==== Data in this exercise

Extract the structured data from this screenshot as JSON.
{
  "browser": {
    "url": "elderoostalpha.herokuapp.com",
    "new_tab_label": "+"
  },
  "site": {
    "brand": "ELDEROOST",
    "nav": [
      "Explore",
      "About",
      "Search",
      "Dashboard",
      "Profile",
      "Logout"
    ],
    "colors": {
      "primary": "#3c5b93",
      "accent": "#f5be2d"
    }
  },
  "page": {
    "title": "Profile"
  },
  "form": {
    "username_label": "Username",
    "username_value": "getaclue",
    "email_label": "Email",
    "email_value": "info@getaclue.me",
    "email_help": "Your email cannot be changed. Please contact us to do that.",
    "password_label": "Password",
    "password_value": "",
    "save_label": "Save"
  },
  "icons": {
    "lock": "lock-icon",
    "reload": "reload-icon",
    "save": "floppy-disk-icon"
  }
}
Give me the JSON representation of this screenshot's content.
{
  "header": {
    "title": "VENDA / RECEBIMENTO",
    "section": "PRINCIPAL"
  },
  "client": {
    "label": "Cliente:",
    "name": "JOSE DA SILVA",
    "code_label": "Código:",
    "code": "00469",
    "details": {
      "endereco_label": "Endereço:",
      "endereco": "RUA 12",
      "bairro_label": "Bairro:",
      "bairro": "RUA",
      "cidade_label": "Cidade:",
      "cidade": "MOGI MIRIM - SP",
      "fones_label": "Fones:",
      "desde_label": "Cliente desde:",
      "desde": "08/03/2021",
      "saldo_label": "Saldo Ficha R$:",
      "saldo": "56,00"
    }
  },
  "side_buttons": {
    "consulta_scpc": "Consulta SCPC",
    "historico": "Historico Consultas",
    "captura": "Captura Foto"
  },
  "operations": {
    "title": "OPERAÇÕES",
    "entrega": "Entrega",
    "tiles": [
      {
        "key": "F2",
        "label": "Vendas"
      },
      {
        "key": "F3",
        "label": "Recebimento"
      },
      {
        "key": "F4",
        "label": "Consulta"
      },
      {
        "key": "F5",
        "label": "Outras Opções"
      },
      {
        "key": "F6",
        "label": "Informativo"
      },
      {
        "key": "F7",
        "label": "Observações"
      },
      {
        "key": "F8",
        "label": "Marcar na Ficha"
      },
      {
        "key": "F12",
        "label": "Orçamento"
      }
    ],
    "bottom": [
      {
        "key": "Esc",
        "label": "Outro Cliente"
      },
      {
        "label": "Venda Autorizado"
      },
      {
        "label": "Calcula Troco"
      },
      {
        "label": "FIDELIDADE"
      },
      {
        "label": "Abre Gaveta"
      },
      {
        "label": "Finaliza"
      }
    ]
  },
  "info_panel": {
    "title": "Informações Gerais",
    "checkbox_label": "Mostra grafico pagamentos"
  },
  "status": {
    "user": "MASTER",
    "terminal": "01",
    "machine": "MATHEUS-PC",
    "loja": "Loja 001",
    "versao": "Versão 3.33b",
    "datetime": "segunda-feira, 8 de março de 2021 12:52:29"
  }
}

========

= Directions =
Print exactly the lines from the one with "Give me the" through the end of the data, inclusive.

= Output for this task =
Give me the JSON representation of this screenshot's content.
{
  "header": {
    "title": "VENDA / RECEBIMENTO",
    "section": "PRINCIPAL"
  },
  "client": {
    "label": "Cliente:",
    "name": "JOSE DA SILVA",
    "code_label": "Código:",
    "code": "00469",
    "details": {
      "endereco_label": "Endereço:",
      "endereco": "RUA 12",
      "bairro_label": "Bairro:",
      "bairro": "RUA",
      "cidade_label": "Cidade:",
      "cidade": "MOGI MIRIM - SP",
      "fones_label": "Fones:",
      "desde_label": "Cliente desde:",
      "desde": "08/03/2021",
      "saldo_label": "Saldo Ficha R$:",
      "saldo": "56,00"
    }
  },
  "side_buttons": {
    "consulta_scpc": "Consulta SCPC",
    "historico": "Historico Consultas",
    "captura": "Captura Foto"
  },
  "operations": {
    "title": "OPERAÇÕES",
    "entrega": "Entrega",
    "tiles": [
      {
        "key": "F2",
        "label": "Vendas"
      },
      {
        "key": "F3",
        "label": "Recebimento"
      },
      {
        "key": "F4",
        "label": "Consulta"
      },
      {
        "key": "F5",
        "label": "Outras Opções"
      },
      {
        "key": "F6",
        "label": "Informativo"
      },
      {
        "key": "F7",
        "label": "Observações"
      },
      {
        "key": "F8",
        "label": "Marcar na Ficha"
      },
      {
        "key": "F12",
        "label": "Orçamento"
      }
    ],
    "bottom": [
      {
        "key": "Esc",
        "label": "Outro Cliente"
      },
      {
        "label": "Venda Autorizado"
      },
      {
        "label": "Calcula Troco"
      },
      {
        "label": "FIDELIDADE"
      },
      {
        "label": "Abre Gaveta"
      },
      {
        "label": "Finaliza"
      }
    ]
  },
  "info_panel": {
    "title": "Informações Gerais",
    "checkbox_label": "Mostra grafico pagamentos"
  },
  "status": {
    "user": "MASTER",
    "terminal": "01",
    "machine": "MATHEUS-PC",
    "loja": "Loja 001",
    "versao": "Versão 3.33b",
    "datetime": "segunda-feira, 8 de março de 2021 12:52:29"
  }
}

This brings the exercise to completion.